Copy every entry word for word. Skip the pictures.

─── Material provided ───

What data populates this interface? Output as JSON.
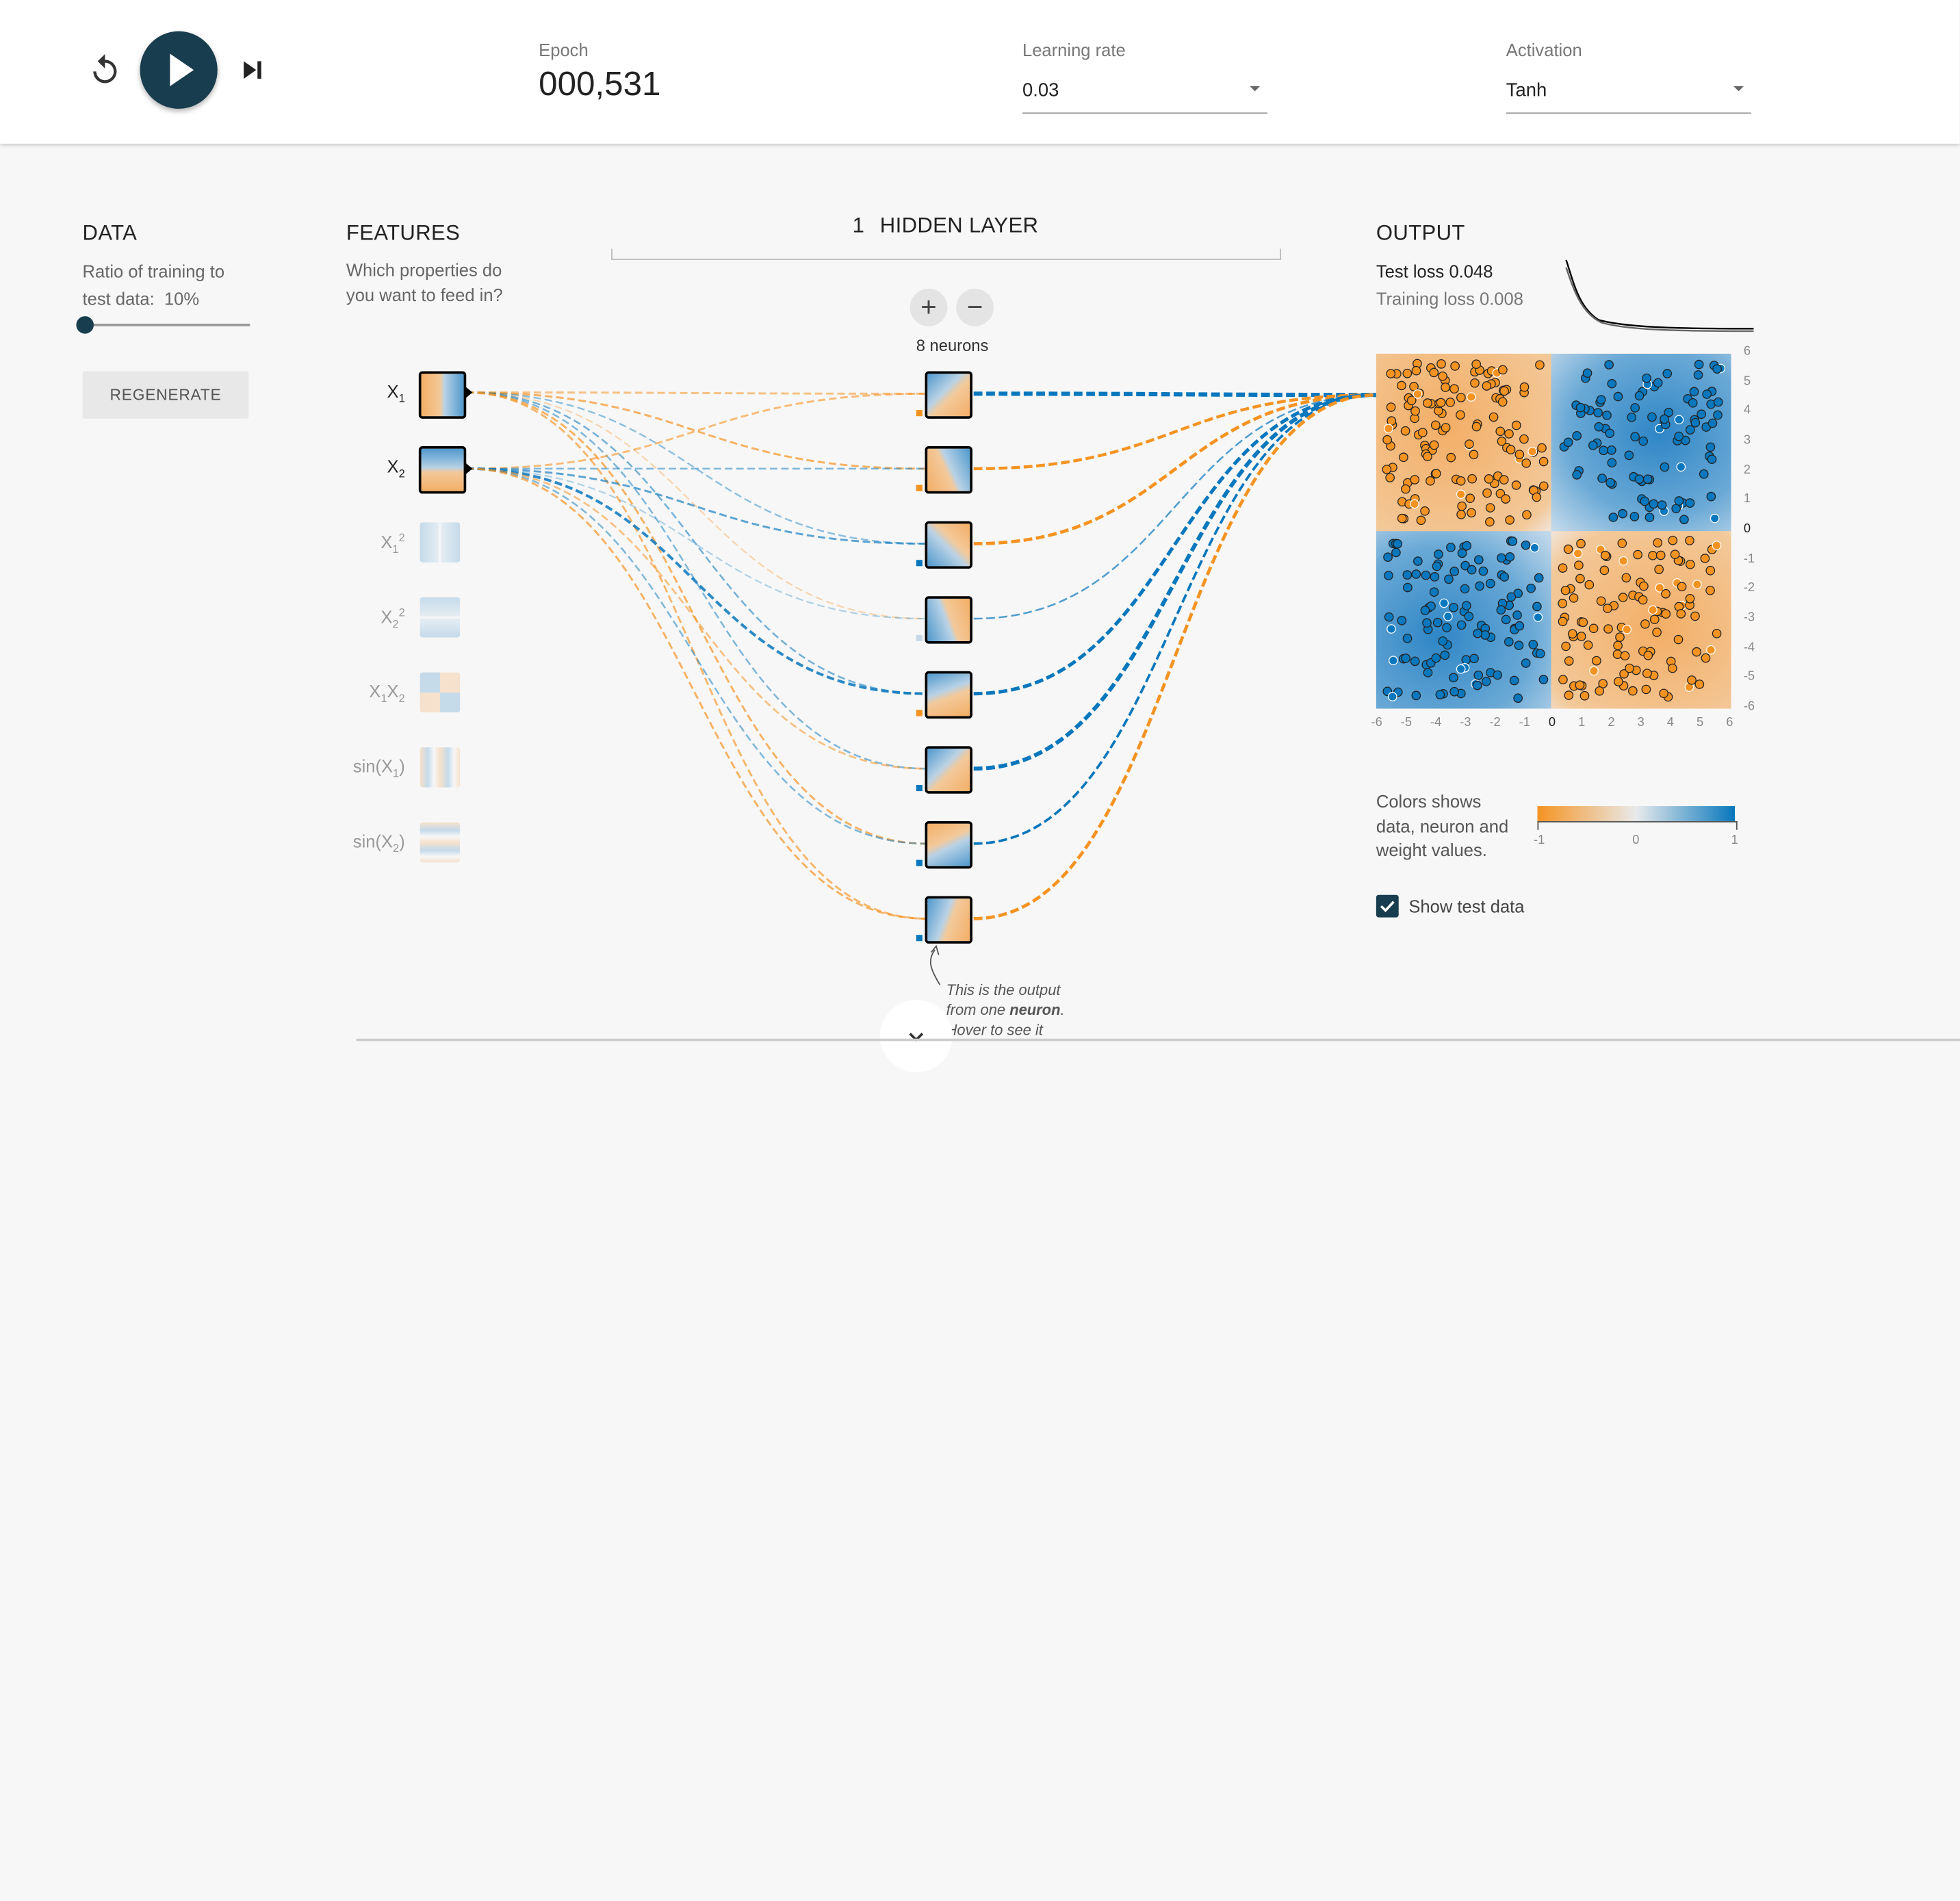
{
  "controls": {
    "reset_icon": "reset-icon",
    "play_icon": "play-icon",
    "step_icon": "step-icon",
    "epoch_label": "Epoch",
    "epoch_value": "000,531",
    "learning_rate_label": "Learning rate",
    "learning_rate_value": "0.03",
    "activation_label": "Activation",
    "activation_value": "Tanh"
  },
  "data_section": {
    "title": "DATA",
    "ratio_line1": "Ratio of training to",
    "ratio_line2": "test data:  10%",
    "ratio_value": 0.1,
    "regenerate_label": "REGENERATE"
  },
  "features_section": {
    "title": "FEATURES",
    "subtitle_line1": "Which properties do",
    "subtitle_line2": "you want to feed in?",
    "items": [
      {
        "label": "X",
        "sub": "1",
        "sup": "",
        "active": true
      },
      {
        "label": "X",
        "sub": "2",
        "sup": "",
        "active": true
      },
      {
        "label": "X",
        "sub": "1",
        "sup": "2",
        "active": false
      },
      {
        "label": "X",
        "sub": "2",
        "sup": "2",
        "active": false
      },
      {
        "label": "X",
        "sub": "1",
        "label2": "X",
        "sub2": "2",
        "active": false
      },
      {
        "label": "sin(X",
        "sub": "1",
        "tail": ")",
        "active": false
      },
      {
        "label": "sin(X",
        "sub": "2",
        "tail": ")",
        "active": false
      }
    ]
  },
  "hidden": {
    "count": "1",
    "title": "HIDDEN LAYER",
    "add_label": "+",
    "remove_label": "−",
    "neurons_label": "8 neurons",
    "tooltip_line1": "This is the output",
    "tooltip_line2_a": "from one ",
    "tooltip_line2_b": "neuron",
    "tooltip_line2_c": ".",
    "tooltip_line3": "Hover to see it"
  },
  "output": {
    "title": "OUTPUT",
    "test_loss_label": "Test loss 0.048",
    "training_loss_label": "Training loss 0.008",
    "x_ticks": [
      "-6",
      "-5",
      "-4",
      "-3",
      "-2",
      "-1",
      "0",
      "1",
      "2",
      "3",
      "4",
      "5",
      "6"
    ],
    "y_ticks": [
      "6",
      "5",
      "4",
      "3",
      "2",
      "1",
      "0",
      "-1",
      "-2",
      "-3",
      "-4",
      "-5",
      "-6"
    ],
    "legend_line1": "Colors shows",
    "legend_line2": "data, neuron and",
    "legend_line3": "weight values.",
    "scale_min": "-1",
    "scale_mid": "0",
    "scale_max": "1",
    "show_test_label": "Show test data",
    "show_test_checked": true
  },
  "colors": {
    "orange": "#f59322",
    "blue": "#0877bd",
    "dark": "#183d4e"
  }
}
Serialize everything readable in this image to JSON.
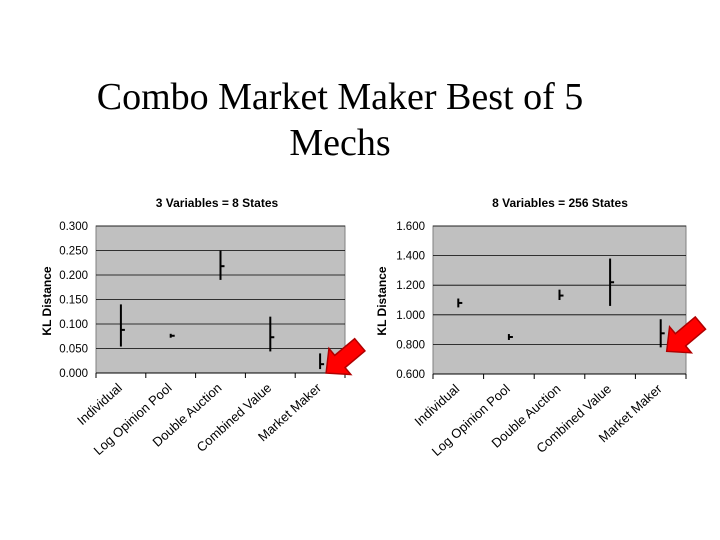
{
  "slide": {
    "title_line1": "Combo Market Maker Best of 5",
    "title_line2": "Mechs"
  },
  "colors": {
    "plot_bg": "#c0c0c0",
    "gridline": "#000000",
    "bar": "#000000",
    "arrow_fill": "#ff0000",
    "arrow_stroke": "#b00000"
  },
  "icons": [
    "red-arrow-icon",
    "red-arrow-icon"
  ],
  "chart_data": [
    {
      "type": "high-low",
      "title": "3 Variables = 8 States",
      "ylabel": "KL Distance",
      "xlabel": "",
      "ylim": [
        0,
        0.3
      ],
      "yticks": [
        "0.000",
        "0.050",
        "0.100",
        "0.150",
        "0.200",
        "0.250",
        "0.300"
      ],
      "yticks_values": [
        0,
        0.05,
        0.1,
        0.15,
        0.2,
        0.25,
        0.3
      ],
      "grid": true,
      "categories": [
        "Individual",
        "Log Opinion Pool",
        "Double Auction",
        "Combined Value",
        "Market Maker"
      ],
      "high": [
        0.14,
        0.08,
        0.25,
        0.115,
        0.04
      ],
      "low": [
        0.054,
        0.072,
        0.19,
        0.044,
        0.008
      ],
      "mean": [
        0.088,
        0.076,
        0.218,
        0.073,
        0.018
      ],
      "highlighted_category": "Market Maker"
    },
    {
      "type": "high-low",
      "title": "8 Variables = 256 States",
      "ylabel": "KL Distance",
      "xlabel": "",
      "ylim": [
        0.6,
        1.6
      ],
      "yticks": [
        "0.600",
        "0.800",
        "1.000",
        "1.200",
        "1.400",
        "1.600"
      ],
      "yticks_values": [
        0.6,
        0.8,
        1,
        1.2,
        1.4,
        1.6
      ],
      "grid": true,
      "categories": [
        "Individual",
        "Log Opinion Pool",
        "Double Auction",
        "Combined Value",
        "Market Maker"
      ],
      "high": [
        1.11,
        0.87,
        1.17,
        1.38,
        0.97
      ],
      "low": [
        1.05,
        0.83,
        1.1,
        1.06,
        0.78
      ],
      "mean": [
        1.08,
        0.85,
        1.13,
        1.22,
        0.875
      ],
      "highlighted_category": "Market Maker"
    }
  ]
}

───

* _Solution to the problem_:
What data populates this interface? Output as JSON.
{
  "controls": {
    "reset_icon": "reset-icon",
    "play_icon": "play-icon",
    "step_icon": "step-icon",
    "epoch_label": "Epoch",
    "epoch_value": "000,531",
    "learning_rate_label": "Learning rate",
    "learning_rate_value": "0.03",
    "activation_label": "Activation",
    "activation_value": "Tanh"
  },
  "data_section": {
    "title": "DATA",
    "ratio_line1": "Ratio of training to",
    "ratio_line2": "test data:  10%",
    "ratio_value": 0.1,
    "regenerate_label": "REGENERATE"
  },
  "features_section": {
    "title": "FEATURES",
    "subtitle_line1": "Which properties do",
    "subtitle_line2": "you want to feed in?",
    "items": [
      {
        "label": "X",
        "sub": "1",
        "sup": "",
        "active": true
      },
      {
        "label": "X",
        "sub": "2",
        "sup": "",
        "active": true
      },
      {
        "label": "X",
        "sub": "1",
        "sup": "2",
        "active": false
      },
      {
        "label": "X",
        "sub": "2",
        "sup": "2",
        "active": false
      },
      {
        "label": "X",
        "sub": "1",
        "label2": "X",
        "sub2": "2",
        "active": false
      },
      {
        "label": "sin(X",
        "sub": "1",
        "tail": ")",
        "active": false
      },
      {
        "label": "sin(X",
        "sub": "2",
        "tail": ")",
        "active": false
      }
    ]
  },
  "hidden": {
    "count": "1",
    "title": "HIDDEN LAYER",
    "add_label": "+",
    "remove_label": "−",
    "neurons_label": "8 neurons",
    "tooltip_line1": "This is the output",
    "tooltip_line2_a": "from one ",
    "tooltip_line2_b": "neuron",
    "tooltip_line2_c": ".",
    "tooltip_line3": "Hover to see it"
  },
  "output": {
    "title": "OUTPUT",
    "test_loss_label": "Test loss 0.048",
    "training_loss_label": "Training loss 0.008",
    "x_ticks": [
      "-6",
      "-5",
      "-4",
      "-3",
      "-2",
      "-1",
      "0",
      "1",
      "2",
      "3",
      "4",
      "5",
      "6"
    ],
    "y_ticks": [
      "6",
      "5",
      "4",
      "3",
      "2",
      "1",
      "0",
      "-1",
      "-2",
      "-3",
      "-4",
      "-5",
      "-6"
    ],
    "legend_line1": "Colors shows",
    "legend_line2": "data, neuron and",
    "legend_line3": "weight values.",
    "scale_min": "-1",
    "scale_mid": "0",
    "scale_max": "1",
    "show_test_label": "Show test data",
    "show_test_checked": true
  },
  "colors": {
    "orange": "#f59322",
    "blue": "#0877bd",
    "dark": "#183d4e"
  }
}
Serialize everything readable in this image to JSON.
{
  "slide": {
    "title_line1": "Combo Market Maker Best of 5",
    "title_line2": "Mechs"
  },
  "colors": {
    "plot_bg": "#c0c0c0",
    "gridline": "#000000",
    "bar": "#000000",
    "arrow_fill": "#ff0000",
    "arrow_stroke": "#b00000"
  },
  "icons": [
    "red-arrow-icon",
    "red-arrow-icon"
  ],
  "chart_data": [
    {
      "type": "high-low",
      "title": "3 Variables = 8 States",
      "ylabel": "KL Distance",
      "xlabel": "",
      "ylim": [
        0,
        0.3
      ],
      "yticks": [
        "0.000",
        "0.050",
        "0.100",
        "0.150",
        "0.200",
        "0.250",
        "0.300"
      ],
      "yticks_values": [
        0,
        0.05,
        0.1,
        0.15,
        0.2,
        0.25,
        0.3
      ],
      "grid": true,
      "categories": [
        "Individual",
        "Log Opinion Pool",
        "Double Auction",
        "Combined Value",
        "Market Maker"
      ],
      "high": [
        0.14,
        0.08,
        0.25,
        0.115,
        0.04
      ],
      "low": [
        0.054,
        0.072,
        0.19,
        0.044,
        0.008
      ],
      "mean": [
        0.088,
        0.076,
        0.218,
        0.073,
        0.018
      ],
      "highlighted_category": "Market Maker"
    },
    {
      "type": "high-low",
      "title": "8 Variables = 256 States",
      "ylabel": "KL Distance",
      "xlabel": "",
      "ylim": [
        0.6,
        1.6
      ],
      "yticks": [
        "0.600",
        "0.800",
        "1.000",
        "1.200",
        "1.400",
        "1.600"
      ],
      "yticks_values": [
        0.6,
        0.8,
        1,
        1.2,
        1.4,
        1.6
      ],
      "grid": true,
      "categories": [
        "Individual",
        "Log Opinion Pool",
        "Double Auction",
        "Combined Value",
        "Market Maker"
      ],
      "high": [
        1.11,
        0.87,
        1.17,
        1.38,
        0.97
      ],
      "low": [
        1.05,
        0.83,
        1.1,
        1.06,
        0.78
      ],
      "mean": [
        1.08,
        0.85,
        1.13,
        1.22,
        0.875
      ],
      "highlighted_category": "Market Maker"
    }
  ]
}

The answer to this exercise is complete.